— Extract —

=== Section Start ===

For typical blood pressure cuff placement, the stethoscope goes right below the cuff at the bend inside of the elbow (antecubital). When putting the cuff on the lower arm, the stethoscope listens inside the wrist (ulnar).

(Aside over)

 In order to get an accurate blood pressure, there are a few “rules.” If any of them are amiss and you are told your BP is high, think about the steps, tell the nurse/aid/doc you want to wait 5 minutes and re-take it again. Then begin the steps.

When they return to do your blood pressure,

  1. MAKE SURE THEY ARE USING THE RIGHT SIZED CUFF!!

This should give you a much more accurate reading.

If a practitioner takes your BP, doesn’t like the number and re-pumps the cuff on the same arm without removing it for awhile, they are doing it incorrectly. That dorky/stupid machine automatically will do the same thing if it doesn’t get a good reading. Ask for a few minutes to rest, without talking, etc., then have them put the cuff on the other arm. If they whine or balk, tough caca; this is your health, in your records. You have a right to have your BP done correctly.

Elevated Blood Pressure Readings During Pregnancy

When the blood pressure is elevated during pregnancy (130/90 is the dividing line, but is arbitrary depending on the person’s baseline… another discussion for another day.), the above steps can be extremely important to do.

For some women, getting their blood pressure done is the most stressful part of their prenatal visits, especially if they are in that borderline or high BP place. If your blood pressure is always higher at the doctor’s or midwife’s office than it is when you take it somewhere else, this is called “White Coat Syndrome” –it has a name it’s so common. The breathing and visualization can help ensure you’re getting an accurate reading. Everyone can practice lowering their blood pressures at will, doing the above steps, with or without having the real BP taken, but these practice sessions can be really important for those with White Coat Syndrome so a diagnosis of hypertension/Pregnancy Induced Hypertenion/Pre-eclampsia is not assumed.

But, what if you’ve done all the steps and it’s still high? The standard of care is to have mom lie on her left side for about 15 minutes before re-taking it, usually with mom still on her left side. This has long been the standard in medicine as well as midwifery. However, I’ve seen a few studies that de-bunk the myth of using the left lateral position’s blood pressure reading as accurate. Perinatologists I’ve spoken to agreed; the practice of putting a mother on her left side, for readings is a false sense of security because the true reading needs to be done with a mom sitting. The issue of left-side bedrest is another issue I’m not going to get into here. This is already too long!

One more short story. In 1993, I fell at a birth center where I was working and went to the ER. The tech, a young guy, took the small cuff and put it on my upper arm. I told him, over and over, it wouldn’t fit, but he kept pumping it up anyway, the cuff’s Velcro noisily unfastened each time. He was getting pissed, so put it on again, roughly, even though I told him to get a large cuff and proceeded to use medical tape (not kidding) to wrap around the cuff to hold it on. He must have used a roll! When he pumped it up, sure as shit, the tape ripped, the cuff fell off –and I started crying. Why I cried because he was the asshole is beyond me, but I wasn’t as “evolved” about fat as I am now. I told him to get his supervisor and when the Nurse came over and saw what he’d done, she was the sweetest and kindest woman, grabbing the large cuff that wasn’t even 2 feet away, talked to me like I was a human and not a blob of flesh and told me she would absolutely correct his behavior as well as explain to him about human dignity for everyone, our prejudices be damned. I hugged her before she walked away.

After that, I realized I had to take the reigns with regards to my fat care; not leave it in the hands of those who should know better. They don’t. But, hey, we can educate them, can’t we!

=== Section End ===

[Extracted records]
=== Section Start ===

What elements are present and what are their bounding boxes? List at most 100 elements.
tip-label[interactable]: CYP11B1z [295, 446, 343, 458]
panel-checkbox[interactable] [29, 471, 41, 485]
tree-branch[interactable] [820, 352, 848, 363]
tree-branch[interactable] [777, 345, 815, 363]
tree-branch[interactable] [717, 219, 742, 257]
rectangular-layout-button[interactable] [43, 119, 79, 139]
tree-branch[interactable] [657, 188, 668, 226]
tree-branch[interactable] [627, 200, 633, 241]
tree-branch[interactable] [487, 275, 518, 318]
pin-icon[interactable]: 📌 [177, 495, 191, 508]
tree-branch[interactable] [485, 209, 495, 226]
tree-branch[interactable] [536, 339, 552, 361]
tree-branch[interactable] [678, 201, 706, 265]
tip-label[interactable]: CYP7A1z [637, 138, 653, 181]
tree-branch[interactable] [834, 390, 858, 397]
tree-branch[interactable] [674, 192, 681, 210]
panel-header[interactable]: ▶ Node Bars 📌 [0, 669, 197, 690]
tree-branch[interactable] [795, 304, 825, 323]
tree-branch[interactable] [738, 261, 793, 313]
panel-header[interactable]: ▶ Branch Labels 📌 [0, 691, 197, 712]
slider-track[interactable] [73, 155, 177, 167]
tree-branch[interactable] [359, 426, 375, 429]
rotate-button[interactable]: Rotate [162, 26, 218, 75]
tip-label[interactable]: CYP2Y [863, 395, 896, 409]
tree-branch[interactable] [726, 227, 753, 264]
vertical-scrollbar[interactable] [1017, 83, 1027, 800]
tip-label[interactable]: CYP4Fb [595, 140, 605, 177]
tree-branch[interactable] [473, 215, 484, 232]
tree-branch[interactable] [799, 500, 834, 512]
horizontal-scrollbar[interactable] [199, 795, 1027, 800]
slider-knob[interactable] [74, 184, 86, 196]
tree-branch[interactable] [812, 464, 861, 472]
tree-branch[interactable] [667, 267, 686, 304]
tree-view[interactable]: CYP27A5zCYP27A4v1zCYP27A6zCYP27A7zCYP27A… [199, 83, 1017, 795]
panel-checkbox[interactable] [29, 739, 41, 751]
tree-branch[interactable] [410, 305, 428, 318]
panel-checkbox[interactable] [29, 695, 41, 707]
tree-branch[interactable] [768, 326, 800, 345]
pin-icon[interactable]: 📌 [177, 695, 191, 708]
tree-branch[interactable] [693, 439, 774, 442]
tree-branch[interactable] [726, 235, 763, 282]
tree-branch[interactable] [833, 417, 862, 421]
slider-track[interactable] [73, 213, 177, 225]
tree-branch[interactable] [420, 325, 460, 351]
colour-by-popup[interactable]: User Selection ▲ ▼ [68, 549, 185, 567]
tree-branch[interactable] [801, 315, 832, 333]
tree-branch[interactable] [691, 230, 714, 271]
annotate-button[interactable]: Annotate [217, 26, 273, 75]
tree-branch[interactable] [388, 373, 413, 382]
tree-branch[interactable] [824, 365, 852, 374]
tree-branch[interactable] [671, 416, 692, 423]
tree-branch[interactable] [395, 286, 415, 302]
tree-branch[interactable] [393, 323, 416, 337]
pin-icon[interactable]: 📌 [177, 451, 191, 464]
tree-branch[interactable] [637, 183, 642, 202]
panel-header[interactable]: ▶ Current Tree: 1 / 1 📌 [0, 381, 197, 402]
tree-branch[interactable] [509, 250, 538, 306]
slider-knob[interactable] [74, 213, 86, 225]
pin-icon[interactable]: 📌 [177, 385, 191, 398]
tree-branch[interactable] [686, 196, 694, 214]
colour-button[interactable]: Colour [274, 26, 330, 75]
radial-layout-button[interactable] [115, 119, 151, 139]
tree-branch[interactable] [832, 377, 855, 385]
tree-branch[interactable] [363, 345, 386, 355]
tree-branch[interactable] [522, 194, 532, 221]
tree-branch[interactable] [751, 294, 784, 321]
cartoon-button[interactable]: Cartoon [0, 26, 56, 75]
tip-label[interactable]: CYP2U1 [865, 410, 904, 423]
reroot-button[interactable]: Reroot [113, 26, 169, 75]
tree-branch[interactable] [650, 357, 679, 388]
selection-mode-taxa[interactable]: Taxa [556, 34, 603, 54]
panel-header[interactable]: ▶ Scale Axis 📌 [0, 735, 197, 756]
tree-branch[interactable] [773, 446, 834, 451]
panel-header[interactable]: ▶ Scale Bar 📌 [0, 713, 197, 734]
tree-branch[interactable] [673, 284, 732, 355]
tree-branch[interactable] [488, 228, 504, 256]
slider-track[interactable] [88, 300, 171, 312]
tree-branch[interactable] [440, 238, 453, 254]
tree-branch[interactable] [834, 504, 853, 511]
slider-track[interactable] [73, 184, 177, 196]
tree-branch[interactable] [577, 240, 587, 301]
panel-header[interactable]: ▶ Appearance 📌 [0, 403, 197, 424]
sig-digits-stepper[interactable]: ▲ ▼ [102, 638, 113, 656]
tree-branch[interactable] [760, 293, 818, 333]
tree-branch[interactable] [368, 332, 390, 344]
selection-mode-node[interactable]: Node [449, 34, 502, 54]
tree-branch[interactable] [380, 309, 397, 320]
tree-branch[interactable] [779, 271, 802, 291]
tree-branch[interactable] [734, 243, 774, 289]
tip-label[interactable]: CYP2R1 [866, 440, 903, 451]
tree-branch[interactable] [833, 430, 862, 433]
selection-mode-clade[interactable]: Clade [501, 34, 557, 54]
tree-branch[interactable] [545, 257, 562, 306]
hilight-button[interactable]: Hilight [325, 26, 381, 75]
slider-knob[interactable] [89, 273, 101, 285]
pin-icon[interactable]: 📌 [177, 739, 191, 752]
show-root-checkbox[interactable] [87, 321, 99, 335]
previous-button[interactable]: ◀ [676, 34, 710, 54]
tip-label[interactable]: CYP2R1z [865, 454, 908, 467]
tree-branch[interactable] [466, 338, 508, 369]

=== Section End ===

— Things to do —
1 – According to the passage on blood pressure readings, why do the perinatologists consider left-side readings a false sense of security? Answer in one to three sentences.
2 – Copy the passage on blood pressure readings between "But, what if" and "already too long!", inclusive.

— Answers per task —
1 – The perinatologists say that taking readings with the mother on her left side gives a false sense of security because the true reading needs to be taken with the mother sitting.

2 –
But, what if you’ve done all the steps and it’s still high? The standard of care is to have mom lie on her left side for about 15 minutes before re-taking it, usually with mom still on her left side. This has long been the standard in medicine as well as midwifery. However, I’ve seen a few studies that de-bunk the myth of using the left lateral position’s blood pressure reading as accurate. Perinatologists I’ve spoken to agreed; the practice of putting a mother on her left side, for readings is a false sense of security because the true reading needs to be done with a mom sitting. The issue of left-side bedrest is another issue I’m not going to get into here. This is already too long!